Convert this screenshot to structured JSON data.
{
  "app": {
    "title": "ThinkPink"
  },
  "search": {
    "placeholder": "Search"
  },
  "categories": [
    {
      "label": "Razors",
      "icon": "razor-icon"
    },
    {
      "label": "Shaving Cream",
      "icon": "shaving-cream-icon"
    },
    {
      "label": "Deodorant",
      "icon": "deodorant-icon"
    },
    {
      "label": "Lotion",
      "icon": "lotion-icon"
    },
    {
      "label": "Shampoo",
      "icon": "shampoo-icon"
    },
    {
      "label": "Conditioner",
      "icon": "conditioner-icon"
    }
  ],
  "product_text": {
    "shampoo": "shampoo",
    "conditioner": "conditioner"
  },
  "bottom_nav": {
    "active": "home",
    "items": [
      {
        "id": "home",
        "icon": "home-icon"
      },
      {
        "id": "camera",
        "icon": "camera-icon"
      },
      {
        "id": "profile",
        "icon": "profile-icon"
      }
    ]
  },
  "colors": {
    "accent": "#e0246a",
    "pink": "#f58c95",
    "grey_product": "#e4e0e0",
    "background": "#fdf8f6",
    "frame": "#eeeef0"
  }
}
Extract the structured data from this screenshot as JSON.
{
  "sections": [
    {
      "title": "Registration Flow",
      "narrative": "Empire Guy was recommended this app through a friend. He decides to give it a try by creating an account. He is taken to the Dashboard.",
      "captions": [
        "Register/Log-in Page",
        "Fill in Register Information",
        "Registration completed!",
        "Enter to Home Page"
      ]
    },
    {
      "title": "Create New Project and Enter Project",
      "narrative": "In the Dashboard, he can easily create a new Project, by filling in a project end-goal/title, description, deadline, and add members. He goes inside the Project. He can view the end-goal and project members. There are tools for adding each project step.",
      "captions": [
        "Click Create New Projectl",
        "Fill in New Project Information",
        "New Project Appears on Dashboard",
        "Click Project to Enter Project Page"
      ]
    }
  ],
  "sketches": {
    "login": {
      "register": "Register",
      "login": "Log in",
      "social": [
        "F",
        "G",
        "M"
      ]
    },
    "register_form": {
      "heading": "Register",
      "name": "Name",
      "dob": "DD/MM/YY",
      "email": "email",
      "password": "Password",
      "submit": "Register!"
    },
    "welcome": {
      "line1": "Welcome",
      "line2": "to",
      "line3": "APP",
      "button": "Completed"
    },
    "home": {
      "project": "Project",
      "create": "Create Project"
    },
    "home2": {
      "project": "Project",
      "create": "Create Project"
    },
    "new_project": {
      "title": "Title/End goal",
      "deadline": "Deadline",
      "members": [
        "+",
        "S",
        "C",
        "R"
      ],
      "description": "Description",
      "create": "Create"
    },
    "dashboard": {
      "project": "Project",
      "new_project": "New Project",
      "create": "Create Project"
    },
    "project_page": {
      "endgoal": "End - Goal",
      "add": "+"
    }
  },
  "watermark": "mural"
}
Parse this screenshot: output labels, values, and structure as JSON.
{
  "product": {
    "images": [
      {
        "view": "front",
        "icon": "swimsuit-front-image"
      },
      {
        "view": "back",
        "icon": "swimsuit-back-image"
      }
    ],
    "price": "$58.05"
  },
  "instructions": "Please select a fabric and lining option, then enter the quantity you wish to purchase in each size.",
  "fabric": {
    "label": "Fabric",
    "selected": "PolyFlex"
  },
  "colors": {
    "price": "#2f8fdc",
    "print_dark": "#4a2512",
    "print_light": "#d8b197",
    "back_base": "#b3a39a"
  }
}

> [Problem requirements]:
Retype all the records, matching them exactly.

> [Solution for this problem]:
Convert this screenshot to structured JSON data.
{
  "app": {
    "title": "ThinkPink"
  },
  "search": {
    "placeholder": "Search"
  },
  "categories": [
    {
      "label": "Razors",
      "icon": "razor-icon"
    },
    {
      "label": "Shaving Cream",
      "icon": "shaving-cream-icon"
    },
    {
      "label": "Deodorant",
      "icon": "deodorant-icon"
    },
    {
      "label": "Lotion",
      "icon": "lotion-icon"
    },
    {
      "label": "Shampoo",
      "icon": "shampoo-icon"
    },
    {
      "label": "Conditioner",
      "icon": "conditioner-icon"
    }
  ],
  "product_text": {
    "shampoo": "shampoo",
    "conditioner": "conditioner"
  },
  "bottom_nav": {
    "active": "home",
    "items": [
      {
        "id": "home",
        "icon": "home-icon"
      },
      {
        "id": "camera",
        "icon": "camera-icon"
      },
      {
        "id": "profile",
        "icon": "profile-icon"
      }
    ]
  },
  "colors": {
    "accent": "#e0246a",
    "pink": "#f58c95",
    "grey_product": "#e4e0e0",
    "background": "#fdf8f6",
    "frame": "#eeeef0"
  }
}
Extract the structured data from this screenshot as JSON.
{
  "sections": [
    {
      "title": "Registration Flow",
      "narrative": "Empire Guy was recommended this app through a friend. He decides to give it a try by creating an account. He is taken to the Dashboard.",
      "captions": [
        "Register/Log-in Page",
        "Fill in Register Information",
        "Registration completed!",
        "Enter to Home Page"
      ]
    },
    {
      "title": "Create New Project and Enter Project",
      "narrative": "In the Dashboard, he can easily create a new Project, by filling in a project end-goal/title, description, deadline, and add members. He goes inside the Project. He can view the end-goal and project members. There are tools for adding each project step.",
      "captions": [
        "Click Create New Projectl",
        "Fill in New Project Information",
        "New Project Appears on Dashboard",
        "Click Project to Enter Project Page"
      ]
    }
  ],
  "sketches": {
    "login": {
      "register": "Register",
      "login": "Log in",
      "social": [
        "F",
        "G",
        "M"
      ]
    },
    "register_form": {
      "heading": "Register",
      "name": "Name",
      "dob": "DD/MM/YY",
      "email": "email",
      "password": "Password",
      "submit": "Register!"
    },
    "welcome": {
      "line1": "Welcome",
      "line2": "to",
      "line3": "APP",
      "button": "Completed"
    },
    "home": {
      "project": "Project",
      "create": "Create Project"
    },
    "home2": {
      "project": "Project",
      "create": "Create Project"
    },
    "new_project": {
      "title": "Title/End goal",
      "deadline": "Deadline",
      "members": [
        "+",
        "S",
        "C",
        "R"
      ],
      "description": "Description",
      "create": "Create"
    },
    "dashboard": {
      "project": "Project",
      "new_project": "New Project",
      "create": "Create Project"
    },
    "project_page": {
      "endgoal": "End - Goal",
      "add": "+"
    }
  },
  "watermark": "mural"
}
Parse this screenshot: output labels, values, and structure as JSON.
{
  "product": {
    "images": [
      {
        "view": "front",
        "icon": "swimsuit-front-image"
      },
      {
        "view": "back",
        "icon": "swimsuit-back-image"
      }
    ],
    "price": "$58.05"
  },
  "instructions": "Please select a fabric and lining option, then enter the quantity you wish to purchase in each size.",
  "fabric": {
    "label": "Fabric",
    "selected": "PolyFlex"
  },
  "colors": {
    "price": "#2f8fdc",
    "print_dark": "#4a2512",
    "print_light": "#d8b197",
    "back_base": "#b3a39a"
  }
}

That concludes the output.